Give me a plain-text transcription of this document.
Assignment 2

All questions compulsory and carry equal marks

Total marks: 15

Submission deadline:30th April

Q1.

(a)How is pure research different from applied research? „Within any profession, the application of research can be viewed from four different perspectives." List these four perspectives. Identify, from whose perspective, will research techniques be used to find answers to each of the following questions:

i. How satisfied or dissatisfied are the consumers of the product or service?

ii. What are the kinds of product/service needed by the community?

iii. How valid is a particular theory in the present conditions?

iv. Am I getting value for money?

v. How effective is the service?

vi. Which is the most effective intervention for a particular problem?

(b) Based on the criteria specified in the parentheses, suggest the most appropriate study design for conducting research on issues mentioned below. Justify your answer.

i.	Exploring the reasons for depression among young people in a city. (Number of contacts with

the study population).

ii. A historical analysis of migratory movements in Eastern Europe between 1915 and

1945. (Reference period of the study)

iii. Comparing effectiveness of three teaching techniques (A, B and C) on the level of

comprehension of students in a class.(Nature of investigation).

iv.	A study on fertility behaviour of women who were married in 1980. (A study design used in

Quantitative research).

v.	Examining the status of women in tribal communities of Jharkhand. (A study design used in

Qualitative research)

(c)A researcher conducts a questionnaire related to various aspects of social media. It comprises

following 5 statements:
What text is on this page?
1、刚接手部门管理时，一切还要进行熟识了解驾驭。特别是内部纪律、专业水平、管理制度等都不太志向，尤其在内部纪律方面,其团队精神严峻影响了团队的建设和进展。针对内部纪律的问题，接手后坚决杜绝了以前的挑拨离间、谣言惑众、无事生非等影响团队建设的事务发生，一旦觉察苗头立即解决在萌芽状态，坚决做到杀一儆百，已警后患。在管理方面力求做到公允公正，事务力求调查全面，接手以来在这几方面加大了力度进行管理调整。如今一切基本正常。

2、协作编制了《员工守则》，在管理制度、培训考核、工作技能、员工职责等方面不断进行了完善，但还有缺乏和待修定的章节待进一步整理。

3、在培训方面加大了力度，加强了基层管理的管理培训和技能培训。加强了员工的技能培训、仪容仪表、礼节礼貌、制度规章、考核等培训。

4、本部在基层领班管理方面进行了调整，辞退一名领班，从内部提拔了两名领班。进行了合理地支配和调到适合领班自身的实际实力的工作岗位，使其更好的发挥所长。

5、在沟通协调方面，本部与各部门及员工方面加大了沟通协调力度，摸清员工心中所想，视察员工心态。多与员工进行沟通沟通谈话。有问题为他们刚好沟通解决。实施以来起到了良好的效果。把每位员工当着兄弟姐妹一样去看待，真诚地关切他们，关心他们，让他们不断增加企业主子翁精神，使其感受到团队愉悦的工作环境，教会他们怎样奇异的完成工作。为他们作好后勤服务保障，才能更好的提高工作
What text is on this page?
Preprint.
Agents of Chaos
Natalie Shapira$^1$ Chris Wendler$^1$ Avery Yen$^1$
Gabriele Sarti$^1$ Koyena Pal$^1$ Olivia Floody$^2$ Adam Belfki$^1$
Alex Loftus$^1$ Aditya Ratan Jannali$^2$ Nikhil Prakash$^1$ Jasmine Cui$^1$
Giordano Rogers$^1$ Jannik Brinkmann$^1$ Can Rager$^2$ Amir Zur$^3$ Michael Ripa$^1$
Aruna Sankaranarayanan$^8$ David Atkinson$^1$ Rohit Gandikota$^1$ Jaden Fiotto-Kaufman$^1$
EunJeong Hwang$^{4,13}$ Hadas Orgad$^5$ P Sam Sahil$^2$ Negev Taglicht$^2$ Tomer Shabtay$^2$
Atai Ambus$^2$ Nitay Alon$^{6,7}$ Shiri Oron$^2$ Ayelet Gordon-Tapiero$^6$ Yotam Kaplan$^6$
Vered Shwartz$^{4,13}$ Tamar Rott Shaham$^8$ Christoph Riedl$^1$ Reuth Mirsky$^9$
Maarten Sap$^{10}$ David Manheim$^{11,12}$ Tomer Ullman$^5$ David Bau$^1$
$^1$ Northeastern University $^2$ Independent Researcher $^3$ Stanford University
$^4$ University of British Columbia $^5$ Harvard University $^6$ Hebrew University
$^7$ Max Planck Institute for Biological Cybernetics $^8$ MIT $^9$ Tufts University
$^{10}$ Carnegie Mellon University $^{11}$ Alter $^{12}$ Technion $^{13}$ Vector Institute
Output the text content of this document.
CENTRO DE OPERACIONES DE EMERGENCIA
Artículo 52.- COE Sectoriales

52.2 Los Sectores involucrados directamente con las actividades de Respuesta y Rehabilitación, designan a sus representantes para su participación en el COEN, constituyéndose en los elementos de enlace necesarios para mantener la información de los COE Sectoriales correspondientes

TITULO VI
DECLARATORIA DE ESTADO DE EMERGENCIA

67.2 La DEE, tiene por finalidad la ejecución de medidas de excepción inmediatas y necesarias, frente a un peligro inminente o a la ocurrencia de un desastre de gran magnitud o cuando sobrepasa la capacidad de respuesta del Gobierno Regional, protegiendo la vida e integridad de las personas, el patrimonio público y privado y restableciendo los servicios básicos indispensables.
::::
*What the task requires*
What is the number of lines in the listing that include the word "Sectoriales"? Give that number and nothing else.

*Result for this exercise*
2